**Given instruction**:
Please repeat each of the rows below word for word, leaving nothing out and changing nothing.

Spatial layout data:
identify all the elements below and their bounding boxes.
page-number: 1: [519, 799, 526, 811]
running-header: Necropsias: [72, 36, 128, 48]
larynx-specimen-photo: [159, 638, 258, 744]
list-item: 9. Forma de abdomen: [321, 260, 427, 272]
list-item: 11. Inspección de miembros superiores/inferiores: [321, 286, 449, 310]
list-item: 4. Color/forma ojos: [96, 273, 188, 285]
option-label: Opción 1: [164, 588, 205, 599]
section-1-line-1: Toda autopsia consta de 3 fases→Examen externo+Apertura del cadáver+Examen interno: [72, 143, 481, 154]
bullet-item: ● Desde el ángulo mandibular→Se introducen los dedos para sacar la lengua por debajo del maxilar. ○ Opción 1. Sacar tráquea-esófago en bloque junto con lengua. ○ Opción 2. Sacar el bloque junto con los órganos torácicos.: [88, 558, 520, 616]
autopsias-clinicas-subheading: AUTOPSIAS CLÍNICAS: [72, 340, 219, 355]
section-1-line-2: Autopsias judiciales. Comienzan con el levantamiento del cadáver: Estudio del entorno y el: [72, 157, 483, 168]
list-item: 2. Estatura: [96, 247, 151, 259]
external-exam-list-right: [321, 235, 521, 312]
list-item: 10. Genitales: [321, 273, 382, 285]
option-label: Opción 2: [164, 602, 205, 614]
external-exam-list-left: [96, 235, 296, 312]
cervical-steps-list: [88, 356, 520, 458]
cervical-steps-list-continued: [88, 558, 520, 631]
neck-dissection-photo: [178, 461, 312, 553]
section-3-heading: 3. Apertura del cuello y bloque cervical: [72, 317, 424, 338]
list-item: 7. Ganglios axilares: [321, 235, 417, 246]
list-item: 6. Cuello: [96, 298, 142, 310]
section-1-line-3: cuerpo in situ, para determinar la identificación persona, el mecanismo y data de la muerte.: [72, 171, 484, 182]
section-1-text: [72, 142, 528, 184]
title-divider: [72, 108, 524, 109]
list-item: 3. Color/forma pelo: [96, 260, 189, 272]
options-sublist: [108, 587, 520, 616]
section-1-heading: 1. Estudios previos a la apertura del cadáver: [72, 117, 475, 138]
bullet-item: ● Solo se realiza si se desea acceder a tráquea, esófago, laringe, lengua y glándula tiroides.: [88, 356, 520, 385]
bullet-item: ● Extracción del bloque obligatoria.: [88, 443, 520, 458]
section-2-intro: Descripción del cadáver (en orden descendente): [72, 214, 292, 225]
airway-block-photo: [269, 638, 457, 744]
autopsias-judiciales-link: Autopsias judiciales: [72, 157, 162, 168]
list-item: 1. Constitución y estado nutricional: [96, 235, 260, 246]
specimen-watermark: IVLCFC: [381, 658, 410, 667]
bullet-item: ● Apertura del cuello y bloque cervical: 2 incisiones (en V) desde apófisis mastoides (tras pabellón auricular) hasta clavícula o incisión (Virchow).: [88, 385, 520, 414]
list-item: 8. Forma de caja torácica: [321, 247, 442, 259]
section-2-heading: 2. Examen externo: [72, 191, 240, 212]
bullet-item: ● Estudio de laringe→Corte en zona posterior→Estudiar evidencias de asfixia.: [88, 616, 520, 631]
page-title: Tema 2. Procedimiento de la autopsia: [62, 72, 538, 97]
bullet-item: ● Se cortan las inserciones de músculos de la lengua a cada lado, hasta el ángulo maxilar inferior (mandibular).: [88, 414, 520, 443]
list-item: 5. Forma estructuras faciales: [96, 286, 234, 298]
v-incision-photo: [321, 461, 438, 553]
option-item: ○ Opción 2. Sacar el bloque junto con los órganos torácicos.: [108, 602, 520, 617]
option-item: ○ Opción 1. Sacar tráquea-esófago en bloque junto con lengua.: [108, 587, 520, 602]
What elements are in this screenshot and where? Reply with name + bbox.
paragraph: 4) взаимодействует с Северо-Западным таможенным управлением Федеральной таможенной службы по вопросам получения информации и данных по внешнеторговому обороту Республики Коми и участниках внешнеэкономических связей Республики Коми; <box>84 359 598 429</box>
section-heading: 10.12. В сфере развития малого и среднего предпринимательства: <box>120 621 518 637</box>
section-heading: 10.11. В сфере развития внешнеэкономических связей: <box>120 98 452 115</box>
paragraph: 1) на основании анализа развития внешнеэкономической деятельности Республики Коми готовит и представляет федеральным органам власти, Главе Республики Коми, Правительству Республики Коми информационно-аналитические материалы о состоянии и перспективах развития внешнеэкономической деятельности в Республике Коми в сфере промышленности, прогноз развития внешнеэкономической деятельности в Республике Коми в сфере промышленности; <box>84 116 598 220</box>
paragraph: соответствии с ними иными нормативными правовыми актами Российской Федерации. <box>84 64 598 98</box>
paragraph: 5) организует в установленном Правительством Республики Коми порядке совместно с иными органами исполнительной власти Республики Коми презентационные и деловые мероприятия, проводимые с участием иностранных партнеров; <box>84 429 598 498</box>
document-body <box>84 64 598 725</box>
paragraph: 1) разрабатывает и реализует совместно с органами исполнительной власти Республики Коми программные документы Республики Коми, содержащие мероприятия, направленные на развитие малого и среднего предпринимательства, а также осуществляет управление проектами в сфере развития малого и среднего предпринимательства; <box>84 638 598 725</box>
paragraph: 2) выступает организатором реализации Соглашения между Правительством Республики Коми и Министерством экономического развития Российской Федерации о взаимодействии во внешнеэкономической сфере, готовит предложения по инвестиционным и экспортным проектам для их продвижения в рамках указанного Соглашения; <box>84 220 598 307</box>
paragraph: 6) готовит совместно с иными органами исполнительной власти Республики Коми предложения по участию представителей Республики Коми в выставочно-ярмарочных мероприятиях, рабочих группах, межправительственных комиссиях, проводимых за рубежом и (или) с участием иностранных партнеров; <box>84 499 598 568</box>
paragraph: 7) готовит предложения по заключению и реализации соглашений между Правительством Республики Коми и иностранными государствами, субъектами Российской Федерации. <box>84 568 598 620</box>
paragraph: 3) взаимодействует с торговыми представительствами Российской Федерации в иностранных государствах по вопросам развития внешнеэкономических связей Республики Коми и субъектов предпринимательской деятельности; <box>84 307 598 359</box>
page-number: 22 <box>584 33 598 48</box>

**Expected answer**:
identify all the elements below and their bounding boxes.
page-number: 1: [519, 799, 526, 811]
running-header: Necropsias: [72, 36, 128, 48]
larynx-specimen-photo: [159, 638, 258, 744]
list-item: 9. Forma de abdomen: [321, 260, 427, 272]
list-item: 11. Inspección de miembros superiores/inferiores: [321, 286, 449, 310]
list-item: 4. Color/forma ojos: [96, 273, 188, 285]
option-label: Opción 1: [164, 588, 205, 599]
section-1-line-1: Toda autopsia consta de 3 fases→Examen externo+Apertura del cadáver+Examen interno: [72, 143, 481, 154]
bullet-item: ● Desde el ángulo mandibular→Se introducen los dedos para sacar la lengua por debajo del maxilar. ○ Opción 1. Sacar tráquea-esófago en bloque junto con lengua. ○ Opción 2. Sacar el bloque junto con los órganos torácicos.: [88, 558, 520, 616]
autopsias-clinicas-subheading: AUTOPSIAS CLÍNICAS: [72, 340, 219, 355]
section-1-line-2: Autopsias judiciales. Comienzan con el levantamiento del cadáver: Estudio del entorno y el: [72, 157, 483, 168]
list-item: 2. Estatura: [96, 247, 151, 259]
external-exam-list-right: [321, 235, 521, 312]
list-item: 10. Genitales: [321, 273, 382, 285]
option-label: Opción 2: [164, 602, 205, 614]
external-exam-list-left: [96, 235, 296, 312]
cervical-steps-list: [88, 356, 520, 458]
cervical-steps-list-continued: [88, 558, 520, 631]
neck-dissection-photo: [178, 461, 312, 553]
section-3-heading: 3. Apertura del cuello y bloque cervical: [72, 317, 424, 338]
list-item: 7. Ganglios axilares: [321, 235, 417, 246]
list-item: 6. Cuello: [96, 298, 142, 310]
section-1-line-3: cuerpo in situ, para determinar la identificación persona, el mecanismo y data de la muerte.: [72, 171, 484, 182]
section-1-text: [72, 142, 528, 184]
title-divider: [72, 108, 524, 109]
list-item: 3. Color/forma pelo: [96, 260, 189, 272]
options-sublist: [108, 587, 520, 616]
section-1-heading: 1. Estudios previos a la apertura del cadáver: [72, 117, 475, 138]
bullet-item: ● Solo se realiza si se desea acceder a tráquea, esófago, laringe, lengua y glándula tiroides.: [88, 356, 520, 385]
bullet-item: ● Extracción del bloque obligatoria.: [88, 443, 520, 458]
section-2-intro: Descripción del cadáver (en orden descendente): [72, 214, 292, 225]
airway-block-photo: [269, 638, 457, 744]
autopsias-judiciales-link: Autopsias judiciales: [72, 157, 162, 168]
list-item: 1. Constitución y estado nutricional: [96, 235, 260, 246]
specimen-watermark: IVLCFC: [381, 658, 410, 667]
bullet-item: ● Apertura del cuello y bloque cervical: 2 incisiones (en V) desde apófisis mastoides (tras pabellón auricular) hasta clavícula o incisión (Virchow).: [88, 385, 520, 414]
list-item: 8. Forma de caja torácica: [321, 247, 442, 259]
section-2-heading: 2. Examen externo: [72, 191, 240, 212]
bullet-item: ● Estudio de laringe→Corte en zona posterior→Estudiar evidencias de asfixia.: [88, 616, 520, 631]
page-title: Tema 2. Procedimiento de la autopsia: [62, 72, 538, 97]
bullet-item: ● Se cortan las inserciones de músculos de la lengua a cada lado, hasta el ángulo maxilar inferior (mandibular).: [88, 414, 520, 443]
list-item: 5. Forma estructuras faciales: [96, 286, 234, 298]
v-incision-photo: [321, 461, 438, 553]
option-item: ○ Opción 2. Sacar el bloque junto con los órganos torácicos.: [108, 602, 520, 617]
option-item: ○ Opción 1. Sacar tráquea-esófago en bloque junto con lengua.: [108, 587, 520, 602]
What elements are in this screenshot and where? Reply with name + bbox.
paragraph: 4) взаимодействует с Северо-Западным таможенным управлением Федеральной таможенной службы по вопросам получения информации и данных по внешнеторговому обороту Республики Коми и участниках внешнеэкономических связей Республики Коми; <box>84 359 598 429</box>
section-heading: 10.12. В сфере развития малого и среднего предпринимательства: <box>120 621 518 637</box>
section-heading: 10.11. В сфере развития внешнеэкономических связей: <box>120 98 452 115</box>
paragraph: 1) на основании анализа развития внешнеэкономической деятельности Республики Коми готовит и представляет федеральным органам власти, Главе Республики Коми, Правительству Республики Коми информационно-аналитические материалы о состоянии и перспективах развития внешнеэкономической деятельности в Республике Коми в сфере промышленности, прогноз развития внешнеэкономической деятельности в Республике Коми в сфере промышленности; <box>84 116 598 220</box>
paragraph: соответствии с ними иными нормативными правовыми актами Российской Федерации. <box>84 64 598 98</box>
paragraph: 5) организует в установленном Правительством Республики Коми порядке совместно с иными органами исполнительной власти Республики Коми презентационные и деловые мероприятия, проводимые с участием иностранных партнеров; <box>84 429 598 498</box>
document-body <box>84 64 598 725</box>
paragraph: 1) разрабатывает и реализует совместно с органами исполнительной власти Республики Коми программные документы Республики Коми, содержащие мероприятия, направленные на развитие малого и среднего предпринимательства, а также осуществляет управление проектами в сфере развития малого и среднего предпринимательства; <box>84 638 598 725</box>
paragraph: 2) выступает организатором реализации Соглашения между Правительством Республики Коми и Министерством экономического развития Российской Федерации о взаимодействии во внешнеэкономической сфере, готовит предложения по инвестиционным и экспортным проектам для их продвижения в рамках указанного Соглашения; <box>84 220 598 307</box>
paragraph: 6) готовит совместно с иными органами исполнительной власти Республики Коми предложения по участию представителей Республики Коми в выставочно-ярмарочных мероприятиях, рабочих группах, межправительственных комиссиях, проводимых за рубежом и (или) с участием иностранных партнеров; <box>84 499 598 568</box>
paragraph: 7) готовит предложения по заключению и реализации соглашений между Правительством Республики Коми и иностранными государствами, субъектами Российской Федерации. <box>84 568 598 620</box>
paragraph: 3) взаимодействует с торговыми представительствами Российской Федерации в иностранных государствах по вопросам развития внешнеэкономических связей Республики Коми и субъектов предпринимательской деятельности; <box>84 307 598 359</box>
page-number: 22 <box>584 33 598 48</box>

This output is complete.